Stored entries:
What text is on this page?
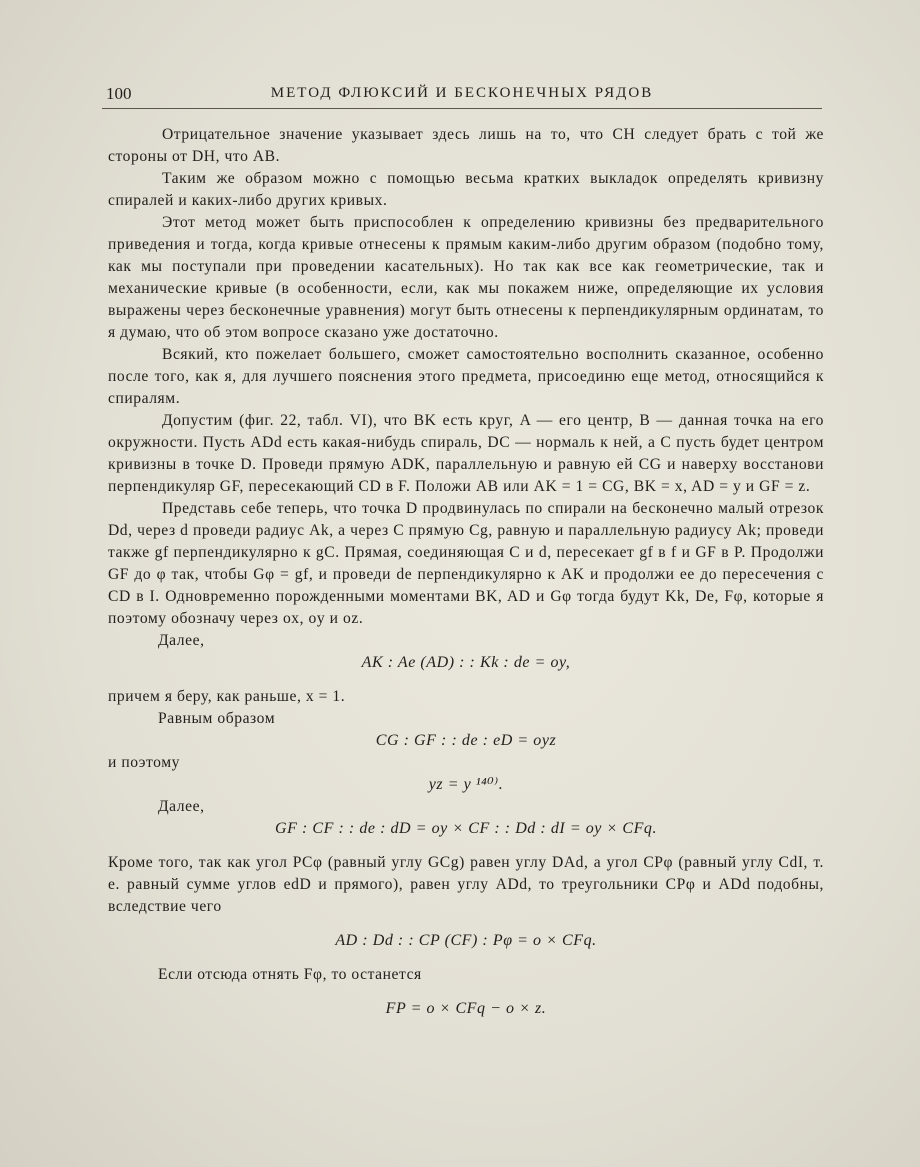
100	МЕТОД ФЛЮКСИЙ И БЕСКОНЕЧНЫХ РЯДОВ

Отрицательное значение указывает здесь лишь на то, что CH следует брать с той же стороны от DH, что AB.

Таким же образом можно с помощью весьма кратких выкладок определять кривизну спиралей и каких-либо других кривых.

Этот метод может быть приспособлен к определению кривизны без предварительного приведения и тогда, когда кривые отнесены к прямым каким-либо другим образом (подобно тому, как мы поступали при проведении касательных). Но так как все как геометрические, так и механические кривые (в особенности, если, как мы покажем ниже, определяющие их условия выражены через бесконечные уравнения) могут быть отнесены к перпендикулярным ординатам, то я думаю, что об этом вопросе сказано уже достаточно.

Всякий, кто пожелает большего, сможет самостоятельно восполнить сказанное, особенно после того, как я, для лучшего пояснения этого предмета, присоединю еще метод, относящийся к спиралям.

Допустим (фиг. 22, табл. VI), что BK есть круг, A — его центр, B — данная точка на его окружности. Пусть ADd есть какая-нибудь спираль, DC — нормаль к ней, а C пусть будет центром кривизны в точке D. Проведи прямую ADK, параллельную и равную ей CG и наверху восстанови перпендикуляр GF, пересекающий CD в F. Положи AB или AK = 1 = CG, BK = x, AD = y и GF = z.

Представь себе теперь, что точка D продвинулась по спирали на бесконечно малый отрезок Dd, через d проведи радиус Ak, а через C прямую Cg, равную и параллельную радиусу Ak; проведи также gf перпендикулярно к gC. Прямая, соединяющая C и d, пересекает gf в f и GF в P. Продолжи GF до φ так, чтобы Gφ = gf, и проведи de перпендикулярно к AK и продолжи ее до пересечения с CD в I. Одновременно порожденными моментами BK, AD и Gφ тогда будут Kk, De, Fφ, которые я поэтому обозначу через ox, oy и oz.

Далее,

AK : Ae (AD) : : Kk : de = oy,

причем я беру, как раньше, x = 1.

Равным образом

CG : GF : : de : eD = oyz

и поэтому

yz = y ¹⁴⁰⁾.

Далее,

GF : CF : : de : dD = oy × CF : : Dd : dI = oy × CFq.

Кроме того, так как угол PCφ (равный углу GCg) равен углу DAd, а угол CPφ (равный углу CdI, т. е. равный сумме углов edD и прямого), равен углу ADd, то треугольники CPφ и ADd подобны, вследствие чего

AD : Dd : : CP (CF) : Pφ = o × CFq.

Если отсюда отнять Fφ, то останется

FP = o × CFq − o × z.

Direction – Strip out the pictures and quote the remaining data word for word.

Answer to this problem –
What text is on this page?
100	МЕТОД ФЛЮКСИЙ И БЕСКОНЕЧНЫХ РЯДОВ

Отрицательное значение указывает здесь лишь на то, что CH следует брать с той же стороны от DH, что AB.

Таким же образом можно с помощью весьма кратких выкладок определять кривизну спиралей и каких-либо других кривых.

Этот метод может быть приспособлен к определению кривизны без предварительного приведения и тогда, когда кривые отнесены к прямым каким-либо другим образом (подобно тому, как мы поступали при проведении касательных). Но так как все как геометрические, так и механические кривые (в особенности, если, как мы покажем ниже, определяющие их условия выражены через бесконечные уравнения) могут быть отнесены к перпендикулярным ординатам, то я думаю, что об этом вопросе сказано уже достаточно.

Всякий, кто пожелает большего, сможет самостоятельно восполнить сказанное, особенно после того, как я, для лучшего пояснения этого предмета, присоединю еще метод, относящийся к спиралям.

Допустим (фиг. 22, табл. VI), что BK есть круг, A — его центр, B — данная точка на его окружности. Пусть ADd есть какая-нибудь спираль, DC — нормаль к ней, а C пусть будет центром кривизны в точке D. Проведи прямую ADK, параллельную и равную ей CG и наверху восстанови перпендикуляр GF, пересекающий CD в F. Положи AB или AK = 1 = CG, BK = x, AD = y и GF = z.

Представь себе теперь, что точка D продвинулась по спирали на бесконечно малый отрезок Dd, через d проведи радиус Ak, а через C прямую Cg, равную и параллельную радиусу Ak; проведи также gf перпендикулярно к gC. Прямая, соединяющая C и d, пересекает gf в f и GF в P. Продолжи GF до φ так, чтобы Gφ = gf, и проведи de перпендикулярно к AK и продолжи ее до пересечения с CD в I. Одновременно порожденными моментами BK, AD и Gφ тогда будут Kk, De, Fφ, которые я поэтому обозначу через ox, oy и oz.

Далее,

AK : Ae (AD) : : Kk : de = oy,

причем я беру, как раньше, x = 1.

Равным образом

CG : GF : : de : eD = oyz

и поэтому

yz = y ¹⁴⁰⁾.

Далее,

GF : CF : : de : dD = oy × CF : : Dd : dI = oy × CFq.

Кроме того, так как угол PCφ (равный углу GCg) равен углу DAd, а угол CPφ (равный углу CdI, т. е. равный сумме углов edD и прямого), равен углу ADd, то треугольники CPφ и ADd подобны, вследствие чего

AD : Dd : : CP (CF) : Pφ = o × CFq.

Если отсюда отнять Fφ, то останется

FP = o × CFq − o × z.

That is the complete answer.